Records from a collection:
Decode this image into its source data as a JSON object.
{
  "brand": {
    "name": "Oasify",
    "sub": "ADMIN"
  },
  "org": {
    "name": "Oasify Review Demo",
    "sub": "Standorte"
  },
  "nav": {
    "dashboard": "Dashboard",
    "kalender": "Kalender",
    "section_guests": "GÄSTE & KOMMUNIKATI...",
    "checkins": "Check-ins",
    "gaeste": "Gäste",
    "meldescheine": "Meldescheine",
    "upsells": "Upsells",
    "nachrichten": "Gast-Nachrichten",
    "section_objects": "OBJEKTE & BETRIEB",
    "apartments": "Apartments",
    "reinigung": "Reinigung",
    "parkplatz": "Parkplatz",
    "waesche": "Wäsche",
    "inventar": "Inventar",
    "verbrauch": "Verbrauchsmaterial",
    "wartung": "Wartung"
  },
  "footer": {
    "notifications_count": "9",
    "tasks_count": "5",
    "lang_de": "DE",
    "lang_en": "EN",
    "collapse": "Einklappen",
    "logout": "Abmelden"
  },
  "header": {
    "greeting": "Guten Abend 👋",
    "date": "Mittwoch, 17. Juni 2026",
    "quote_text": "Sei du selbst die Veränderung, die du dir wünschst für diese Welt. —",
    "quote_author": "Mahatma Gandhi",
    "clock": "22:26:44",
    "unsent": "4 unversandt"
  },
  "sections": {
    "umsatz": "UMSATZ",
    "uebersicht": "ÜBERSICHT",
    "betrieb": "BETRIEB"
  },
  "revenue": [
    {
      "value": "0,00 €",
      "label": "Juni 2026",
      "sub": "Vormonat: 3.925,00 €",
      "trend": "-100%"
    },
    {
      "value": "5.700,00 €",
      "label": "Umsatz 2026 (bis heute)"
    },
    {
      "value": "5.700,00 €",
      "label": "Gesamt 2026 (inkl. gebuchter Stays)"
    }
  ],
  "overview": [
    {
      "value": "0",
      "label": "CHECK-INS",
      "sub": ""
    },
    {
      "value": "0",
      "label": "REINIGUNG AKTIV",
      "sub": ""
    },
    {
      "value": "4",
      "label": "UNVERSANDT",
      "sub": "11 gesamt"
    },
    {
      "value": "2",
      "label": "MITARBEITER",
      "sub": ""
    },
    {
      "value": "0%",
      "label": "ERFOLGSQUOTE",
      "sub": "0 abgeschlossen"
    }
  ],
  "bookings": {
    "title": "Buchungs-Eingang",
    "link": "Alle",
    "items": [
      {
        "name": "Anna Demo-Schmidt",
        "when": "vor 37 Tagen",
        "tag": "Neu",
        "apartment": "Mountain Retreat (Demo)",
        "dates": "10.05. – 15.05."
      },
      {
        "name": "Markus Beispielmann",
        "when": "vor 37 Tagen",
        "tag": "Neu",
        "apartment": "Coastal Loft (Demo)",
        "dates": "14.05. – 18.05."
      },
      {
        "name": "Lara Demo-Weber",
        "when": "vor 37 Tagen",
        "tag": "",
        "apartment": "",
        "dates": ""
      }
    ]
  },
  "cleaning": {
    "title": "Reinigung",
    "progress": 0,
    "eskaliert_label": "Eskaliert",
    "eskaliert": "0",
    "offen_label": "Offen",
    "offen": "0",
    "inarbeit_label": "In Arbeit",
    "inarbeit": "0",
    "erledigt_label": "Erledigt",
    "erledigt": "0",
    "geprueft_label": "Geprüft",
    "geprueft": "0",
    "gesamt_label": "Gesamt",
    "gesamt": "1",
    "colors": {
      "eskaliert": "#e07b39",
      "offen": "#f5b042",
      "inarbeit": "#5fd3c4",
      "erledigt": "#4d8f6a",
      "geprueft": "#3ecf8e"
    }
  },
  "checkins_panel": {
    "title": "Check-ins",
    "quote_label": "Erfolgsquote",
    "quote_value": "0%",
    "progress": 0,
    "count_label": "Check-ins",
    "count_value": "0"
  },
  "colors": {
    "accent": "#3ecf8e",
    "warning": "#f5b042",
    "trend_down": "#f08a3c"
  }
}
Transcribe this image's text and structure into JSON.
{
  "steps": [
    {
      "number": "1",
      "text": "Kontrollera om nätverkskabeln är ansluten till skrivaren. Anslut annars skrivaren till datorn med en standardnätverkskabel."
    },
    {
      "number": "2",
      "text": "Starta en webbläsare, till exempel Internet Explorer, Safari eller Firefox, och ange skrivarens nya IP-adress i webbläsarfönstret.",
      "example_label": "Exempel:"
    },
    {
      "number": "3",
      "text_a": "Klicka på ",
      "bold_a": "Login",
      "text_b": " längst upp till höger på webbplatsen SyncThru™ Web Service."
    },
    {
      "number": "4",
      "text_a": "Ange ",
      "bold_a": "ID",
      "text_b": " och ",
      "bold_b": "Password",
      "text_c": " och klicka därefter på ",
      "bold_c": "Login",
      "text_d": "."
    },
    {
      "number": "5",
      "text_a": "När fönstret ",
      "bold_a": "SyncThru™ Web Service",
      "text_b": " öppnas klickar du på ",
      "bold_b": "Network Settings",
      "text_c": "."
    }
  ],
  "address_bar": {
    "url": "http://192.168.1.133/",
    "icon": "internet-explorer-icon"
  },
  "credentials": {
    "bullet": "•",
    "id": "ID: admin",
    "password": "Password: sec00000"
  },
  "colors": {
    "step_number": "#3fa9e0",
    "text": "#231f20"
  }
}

**DIRECTIONS:** Repeat the listing exactly, from its first line to its last.

**WRITTEN ANSWER:**
Decode this image into its source data as a JSON object.
{
  "brand": {
    "name": "Oasify",
    "sub": "ADMIN"
  },
  "org": {
    "name": "Oasify Review Demo",
    "sub": "Standorte"
  },
  "nav": {
    "dashboard": "Dashboard",
    "kalender": "Kalender",
    "section_guests": "GÄSTE & KOMMUNIKATI...",
    "checkins": "Check-ins",
    "gaeste": "Gäste",
    "meldescheine": "Meldescheine",
    "upsells": "Upsells",
    "nachrichten": "Gast-Nachrichten",
    "section_objects": "OBJEKTE & BETRIEB",
    "apartments": "Apartments",
    "reinigung": "Reinigung",
    "parkplatz": "Parkplatz",
    "waesche": "Wäsche",
    "inventar": "Inventar",
    "verbrauch": "Verbrauchsmaterial",
    "wartung": "Wartung"
  },
  "footer": {
    "notifications_count": "9",
    "tasks_count": "5",
    "lang_de": "DE",
    "lang_en": "EN",
    "collapse": "Einklappen",
    "logout": "Abmelden"
  },
  "header": {
    "greeting": "Guten Abend 👋",
    "date": "Mittwoch, 17. Juni 2026",
    "quote_text": "Sei du selbst die Veränderung, die du dir wünschst für diese Welt. —",
    "quote_author": "Mahatma Gandhi",
    "clock": "22:26:44",
    "unsent": "4 unversandt"
  },
  "sections": {
    "umsatz": "UMSATZ",
    "uebersicht": "ÜBERSICHT",
    "betrieb": "BETRIEB"
  },
  "revenue": [
    {
      "value": "0,00 €",
      "label": "Juni 2026",
      "sub": "Vormonat: 3.925,00 €",
      "trend": "-100%"
    },
    {
      "value": "5.700,00 €",
      "label": "Umsatz 2026 (bis heute)"
    },
    {
      "value": "5.700,00 €",
      "label": "Gesamt 2026 (inkl. gebuchter Stays)"
    }
  ],
  "overview": [
    {
      "value": "0",
      "label": "CHECK-INS",
      "sub": ""
    },
    {
      "value": "0",
      "label": "REINIGUNG AKTIV",
      "sub": ""
    },
    {
      "value": "4",
      "label": "UNVERSANDT",
      "sub": "11 gesamt"
    },
    {
      "value": "2",
      "label": "MITARBEITER",
      "sub": ""
    },
    {
      "value": "0%",
      "label": "ERFOLGSQUOTE",
      "sub": "0 abgeschlossen"
    }
  ],
  "bookings": {
    "title": "Buchungs-Eingang",
    "link": "Alle",
    "items": [
      {
        "name": "Anna Demo-Schmidt",
        "when": "vor 37 Tagen",
        "tag": "Neu",
        "apartment": "Mountain Retreat (Demo)",
        "dates": "10.05. – 15.05."
      },
      {
        "name": "Markus Beispielmann",
        "when": "vor 37 Tagen",
        "tag": "Neu",
        "apartment": "Coastal Loft (Demo)",
        "dates": "14.05. – 18.05."
      },
      {
        "name": "Lara Demo-Weber",
        "when": "vor 37 Tagen",
        "tag": "",
        "apartment": "",
        "dates": ""
      }
    ]
  },
  "cleaning": {
    "title": "Reinigung",
    "progress": 0,
    "eskaliert_label": "Eskaliert",
    "eskaliert": "0",
    "offen_label": "Offen",
    "offen": "0",
    "inarbeit_label": "In Arbeit",
    "inarbeit": "0",
    "erledigt_label": "Erledigt",
    "erledigt": "0",
    "geprueft_label": "Geprüft",
    "geprueft": "0",
    "gesamt_label": "Gesamt",
    "gesamt": "1",
    "colors": {
      "eskaliert": "#e07b39",
      "offen": "#f5b042",
      "inarbeit": "#5fd3c4",
      "erledigt": "#4d8f6a",
      "geprueft": "#3ecf8e"
    }
  },
  "checkins_panel": {
    "title": "Check-ins",
    "quote_label": "Erfolgsquote",
    "quote_value": "0%",
    "progress": 0,
    "count_label": "Check-ins",
    "count_value": "0"
  },
  "colors": {
    "accent": "#3ecf8e",
    "warning": "#f5b042",
    "trend_down": "#f08a3c"
  }
}
Transcribe this image's text and structure into JSON.
{
  "steps": [
    {
      "number": "1",
      "text": "Kontrollera om nätverkskabeln är ansluten till skrivaren. Anslut annars skrivaren till datorn med en standardnätverkskabel."
    },
    {
      "number": "2",
      "text": "Starta en webbläsare, till exempel Internet Explorer, Safari eller Firefox, och ange skrivarens nya IP-adress i webbläsarfönstret.",
      "example_label": "Exempel:"
    },
    {
      "number": "3",
      "text_a": "Klicka på ",
      "bold_a": "Login",
      "text_b": " längst upp till höger på webbplatsen SyncThru™ Web Service."
    },
    {
      "number": "4",
      "text_a": "Ange ",
      "bold_a": "ID",
      "text_b": " och ",
      "bold_b": "Password",
      "text_c": " och klicka därefter på ",
      "bold_c": "Login",
      "text_d": "."
    },
    {
      "number": "5",
      "text_a": "När fönstret ",
      "bold_a": "SyncThru™ Web Service",
      "text_b": " öppnas klickar du på ",
      "bold_b": "Network Settings",
      "text_c": "."
    }
  ],
  "address_bar": {
    "url": "http://192.168.1.133/",
    "icon": "internet-explorer-icon"
  },
  "credentials": {
    "bullet": "•",
    "id": "ID: admin",
    "password": "Password: sec00000"
  },
  "colors": {
    "step_number": "#3fa9e0",
    "text": "#231f20"
  }
}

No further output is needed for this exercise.